• _OBJECTIVE_: Please give the listing again, word for word, with nothing left out.

-- Start EXCERPTED RECORDS --

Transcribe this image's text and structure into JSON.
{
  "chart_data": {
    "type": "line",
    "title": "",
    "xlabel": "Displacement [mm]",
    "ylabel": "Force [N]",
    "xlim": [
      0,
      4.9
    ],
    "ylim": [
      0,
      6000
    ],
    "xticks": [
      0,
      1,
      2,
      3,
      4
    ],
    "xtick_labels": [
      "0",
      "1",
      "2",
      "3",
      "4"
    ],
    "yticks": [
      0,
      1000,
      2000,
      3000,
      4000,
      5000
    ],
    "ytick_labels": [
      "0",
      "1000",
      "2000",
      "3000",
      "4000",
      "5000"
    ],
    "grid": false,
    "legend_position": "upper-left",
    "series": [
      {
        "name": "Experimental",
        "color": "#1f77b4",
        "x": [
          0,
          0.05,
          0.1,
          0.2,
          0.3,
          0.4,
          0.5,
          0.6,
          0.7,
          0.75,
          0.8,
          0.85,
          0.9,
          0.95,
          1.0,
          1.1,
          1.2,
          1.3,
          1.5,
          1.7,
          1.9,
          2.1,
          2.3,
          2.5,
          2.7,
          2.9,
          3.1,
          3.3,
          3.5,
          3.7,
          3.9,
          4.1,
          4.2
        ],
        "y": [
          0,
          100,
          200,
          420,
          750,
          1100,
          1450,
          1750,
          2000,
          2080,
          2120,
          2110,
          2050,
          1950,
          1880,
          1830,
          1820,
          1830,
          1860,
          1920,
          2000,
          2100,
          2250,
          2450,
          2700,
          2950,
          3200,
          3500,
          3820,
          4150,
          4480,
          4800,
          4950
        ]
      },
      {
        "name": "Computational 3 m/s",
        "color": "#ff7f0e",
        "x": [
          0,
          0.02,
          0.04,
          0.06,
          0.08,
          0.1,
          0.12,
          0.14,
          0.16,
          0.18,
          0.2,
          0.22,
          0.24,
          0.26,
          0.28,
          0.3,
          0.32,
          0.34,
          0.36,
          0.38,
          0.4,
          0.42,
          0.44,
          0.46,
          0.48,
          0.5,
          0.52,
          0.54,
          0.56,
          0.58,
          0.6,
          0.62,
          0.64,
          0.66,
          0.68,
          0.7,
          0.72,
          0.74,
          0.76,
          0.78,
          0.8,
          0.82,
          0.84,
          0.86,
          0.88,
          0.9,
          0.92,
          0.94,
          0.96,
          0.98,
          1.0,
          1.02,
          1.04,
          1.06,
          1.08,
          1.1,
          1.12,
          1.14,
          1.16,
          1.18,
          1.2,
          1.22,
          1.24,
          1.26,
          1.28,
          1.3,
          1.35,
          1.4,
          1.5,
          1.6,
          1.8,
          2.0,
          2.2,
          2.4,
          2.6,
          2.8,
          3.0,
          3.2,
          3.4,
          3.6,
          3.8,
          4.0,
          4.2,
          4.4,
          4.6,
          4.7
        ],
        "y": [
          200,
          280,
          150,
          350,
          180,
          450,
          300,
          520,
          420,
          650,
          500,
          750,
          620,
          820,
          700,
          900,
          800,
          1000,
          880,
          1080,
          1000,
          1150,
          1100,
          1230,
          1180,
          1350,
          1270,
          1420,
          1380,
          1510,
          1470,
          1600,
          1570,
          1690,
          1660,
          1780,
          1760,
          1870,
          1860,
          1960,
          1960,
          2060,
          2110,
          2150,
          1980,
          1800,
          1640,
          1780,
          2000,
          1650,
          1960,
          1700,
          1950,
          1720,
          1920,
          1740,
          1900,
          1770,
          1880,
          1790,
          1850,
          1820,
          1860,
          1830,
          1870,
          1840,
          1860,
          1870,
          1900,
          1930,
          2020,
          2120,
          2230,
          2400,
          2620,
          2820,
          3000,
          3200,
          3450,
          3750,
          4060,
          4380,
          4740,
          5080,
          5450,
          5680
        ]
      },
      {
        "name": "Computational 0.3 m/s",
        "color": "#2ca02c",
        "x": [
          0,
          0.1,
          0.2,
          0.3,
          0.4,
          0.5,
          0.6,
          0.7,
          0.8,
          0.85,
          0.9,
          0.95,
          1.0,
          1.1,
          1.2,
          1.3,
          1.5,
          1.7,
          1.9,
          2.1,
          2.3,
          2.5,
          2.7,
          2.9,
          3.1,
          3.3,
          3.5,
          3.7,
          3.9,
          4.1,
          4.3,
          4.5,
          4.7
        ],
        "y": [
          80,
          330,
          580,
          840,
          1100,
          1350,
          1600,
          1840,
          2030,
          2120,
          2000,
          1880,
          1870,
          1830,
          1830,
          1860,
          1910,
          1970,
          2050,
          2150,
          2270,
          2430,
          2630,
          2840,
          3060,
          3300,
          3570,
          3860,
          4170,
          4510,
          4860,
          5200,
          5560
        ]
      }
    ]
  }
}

-- End EXCERPTED RECORDS --

• _EXERCISE RESULT_:
Transcribe this image's text and structure into JSON.
{
  "chart_data": {
    "type": "line",
    "title": "",
    "xlabel": "Displacement [mm]",
    "ylabel": "Force [N]",
    "xlim": [
      0,
      4.9
    ],
    "ylim": [
      0,
      6000
    ],
    "xticks": [
      0,
      1,
      2,
      3,
      4
    ],
    "xtick_labels": [
      "0",
      "1",
      "2",
      "3",
      "4"
    ],
    "yticks": [
      0,
      1000,
      2000,
      3000,
      4000,
      5000
    ],
    "ytick_labels": [
      "0",
      "1000",
      "2000",
      "3000",
      "4000",
      "5000"
    ],
    "grid": false,
    "legend_position": "upper-left",
    "series": [
      {
        "name": "Experimental",
        "color": "#1f77b4",
        "x": [
          0,
          0.05,
          0.1,
          0.2,
          0.3,
          0.4,
          0.5,
          0.6,
          0.7,
          0.75,
          0.8,
          0.85,
          0.9,
          0.95,
          1.0,
          1.1,
          1.2,
          1.3,
          1.5,
          1.7,
          1.9,
          2.1,
          2.3,
          2.5,
          2.7,
          2.9,
          3.1,
          3.3,
          3.5,
          3.7,
          3.9,
          4.1,
          4.2
        ],
        "y": [
          0,
          100,
          200,
          420,
          750,
          1100,
          1450,
          1750,
          2000,
          2080,
          2120,
          2110,
          2050,
          1950,
          1880,
          1830,
          1820,
          1830,
          1860,
          1920,
          2000,
          2100,
          2250,
          2450,
          2700,
          2950,
          3200,
          3500,
          3820,
          4150,
          4480,
          4800,
          4950
        ]
      },
      {
        "name": "Computational 3 m/s",
        "color": "#ff7f0e",
        "x": [
          0,
          0.02,
          0.04,
          0.06,
          0.08,
          0.1,
          0.12,
          0.14,
          0.16,
          0.18,
          0.2,
          0.22,
          0.24,
          0.26,
          0.28,
          0.3,
          0.32,
          0.34,
          0.36,
          0.38,
          0.4,
          0.42,
          0.44,
          0.46,
          0.48,
          0.5,
          0.52,
          0.54,
          0.56,
          0.58,
          0.6,
          0.62,
          0.64,
          0.66,
          0.68,
          0.7,
          0.72,
          0.74,
          0.76,
          0.78,
          0.8,
          0.82,
          0.84,
          0.86,
          0.88,
          0.9,
          0.92,
          0.94,
          0.96,
          0.98,
          1.0,
          1.02,
          1.04,
          1.06,
          1.08,
          1.1,
          1.12,
          1.14,
          1.16,
          1.18,
          1.2,
          1.22,
          1.24,
          1.26,
          1.28,
          1.3,
          1.35,
          1.4,
          1.5,
          1.6,
          1.8,
          2.0,
          2.2,
          2.4,
          2.6,
          2.8,
          3.0,
          3.2,
          3.4,
          3.6,
          3.8,
          4.0,
          4.2,
          4.4,
          4.6,
          4.7
        ],
        "y": [
          200,
          280,
          150,
          350,
          180,
          450,
          300,
          520,
          420,
          650,
          500,
          750,
          620,
          820,
          700,
          900,
          800,
          1000,
          880,
          1080,
          1000,
          1150,
          1100,
          1230,
          1180,
          1350,
          1270,
          1420,
          1380,
          1510,
          1470,
          1600,
          1570,
          1690,
          1660,
          1780,
          1760,
          1870,
          1860,
          1960,
          1960,
          2060,
          2110,
          2150,
          1980,
          1800,
          1640,
          1780,
          2000,
          1650,
          1960,
          1700,
          1950,
          1720,
          1920,
          1740,
          1900,
          1770,
          1880,
          1790,
          1850,
          1820,
          1860,
          1830,
          1870,
          1840,
          1860,
          1870,
          1900,
          1930,
          2020,
          2120,
          2230,
          2400,
          2620,
          2820,
          3000,
          3200,
          3450,
          3750,
          4060,
          4380,
          4740,
          5080,
          5450,
          5680
        ]
      },
      {
        "name": "Computational 0.3 m/s",
        "color": "#2ca02c",
        "x": [
          0,
          0.1,
          0.2,
          0.3,
          0.4,
          0.5,
          0.6,
          0.7,
          0.8,
          0.85,
          0.9,
          0.95,
          1.0,
          1.1,
          1.2,
          1.3,
          1.5,
          1.7,
          1.9,
          2.1,
          2.3,
          2.5,
          2.7,
          2.9,
          3.1,
          3.3,
          3.5,
          3.7,
          3.9,
          4.1,
          4.3,
          4.5,
          4.7
        ],
        "y": [
          80,
          330,
          580,
          840,
          1100,
          1350,
          1600,
          1840,
          2030,
          2120,
          2000,
          1880,
          1870,
          1830,
          1830,
          1860,
          1910,
          1970,
          2050,
          2150,
          2270,
          2430,
          2630,
          2840,
          3060,
          3300,
          3570,
          3860,
          4170,
          4510,
          4860,
          5200,
          5560
        ]
      }
    ]
  }
}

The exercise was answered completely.